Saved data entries
====================

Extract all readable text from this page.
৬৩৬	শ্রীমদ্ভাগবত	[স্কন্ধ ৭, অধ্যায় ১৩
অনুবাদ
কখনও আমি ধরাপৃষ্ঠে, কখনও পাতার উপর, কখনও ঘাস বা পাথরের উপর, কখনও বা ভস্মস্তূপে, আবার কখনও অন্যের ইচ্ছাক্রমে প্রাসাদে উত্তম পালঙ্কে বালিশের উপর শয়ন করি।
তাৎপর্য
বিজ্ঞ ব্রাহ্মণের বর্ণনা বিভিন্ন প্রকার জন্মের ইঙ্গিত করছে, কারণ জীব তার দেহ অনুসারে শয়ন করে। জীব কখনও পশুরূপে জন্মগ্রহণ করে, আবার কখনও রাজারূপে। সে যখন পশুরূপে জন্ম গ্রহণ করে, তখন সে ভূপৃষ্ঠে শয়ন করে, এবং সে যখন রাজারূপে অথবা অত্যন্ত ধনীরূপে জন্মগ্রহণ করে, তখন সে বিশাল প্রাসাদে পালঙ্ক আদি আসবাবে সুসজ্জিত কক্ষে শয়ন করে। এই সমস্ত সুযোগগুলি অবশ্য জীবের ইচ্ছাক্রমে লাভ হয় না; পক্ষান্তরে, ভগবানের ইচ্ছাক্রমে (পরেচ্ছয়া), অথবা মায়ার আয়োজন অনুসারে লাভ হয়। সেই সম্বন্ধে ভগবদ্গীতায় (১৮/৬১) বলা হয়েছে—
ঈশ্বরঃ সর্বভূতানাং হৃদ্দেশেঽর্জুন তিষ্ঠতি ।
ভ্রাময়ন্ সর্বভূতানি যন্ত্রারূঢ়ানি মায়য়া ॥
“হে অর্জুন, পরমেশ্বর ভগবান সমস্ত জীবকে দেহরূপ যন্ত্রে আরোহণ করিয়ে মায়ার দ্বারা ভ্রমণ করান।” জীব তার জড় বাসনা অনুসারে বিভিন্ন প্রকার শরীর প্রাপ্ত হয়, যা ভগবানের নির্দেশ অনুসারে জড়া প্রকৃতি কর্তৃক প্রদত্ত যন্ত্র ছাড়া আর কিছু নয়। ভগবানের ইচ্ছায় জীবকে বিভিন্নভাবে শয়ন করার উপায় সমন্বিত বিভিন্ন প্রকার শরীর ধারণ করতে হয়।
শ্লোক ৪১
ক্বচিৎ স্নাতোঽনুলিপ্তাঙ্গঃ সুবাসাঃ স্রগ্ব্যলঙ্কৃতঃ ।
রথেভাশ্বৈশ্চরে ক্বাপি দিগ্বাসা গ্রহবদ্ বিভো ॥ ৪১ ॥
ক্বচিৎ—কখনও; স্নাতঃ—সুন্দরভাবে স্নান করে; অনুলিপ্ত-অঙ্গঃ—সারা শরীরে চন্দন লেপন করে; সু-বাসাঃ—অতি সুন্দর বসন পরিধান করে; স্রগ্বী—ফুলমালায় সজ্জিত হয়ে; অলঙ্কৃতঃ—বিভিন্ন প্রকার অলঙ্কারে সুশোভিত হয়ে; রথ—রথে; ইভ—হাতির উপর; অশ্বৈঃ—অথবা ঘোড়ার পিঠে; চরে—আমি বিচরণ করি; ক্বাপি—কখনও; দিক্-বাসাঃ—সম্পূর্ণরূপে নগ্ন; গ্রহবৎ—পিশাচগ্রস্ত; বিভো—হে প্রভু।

====================

Problem - State the count of lines in the data holding the word "কখনও", adding nothing to it.

Solution to the problem - 3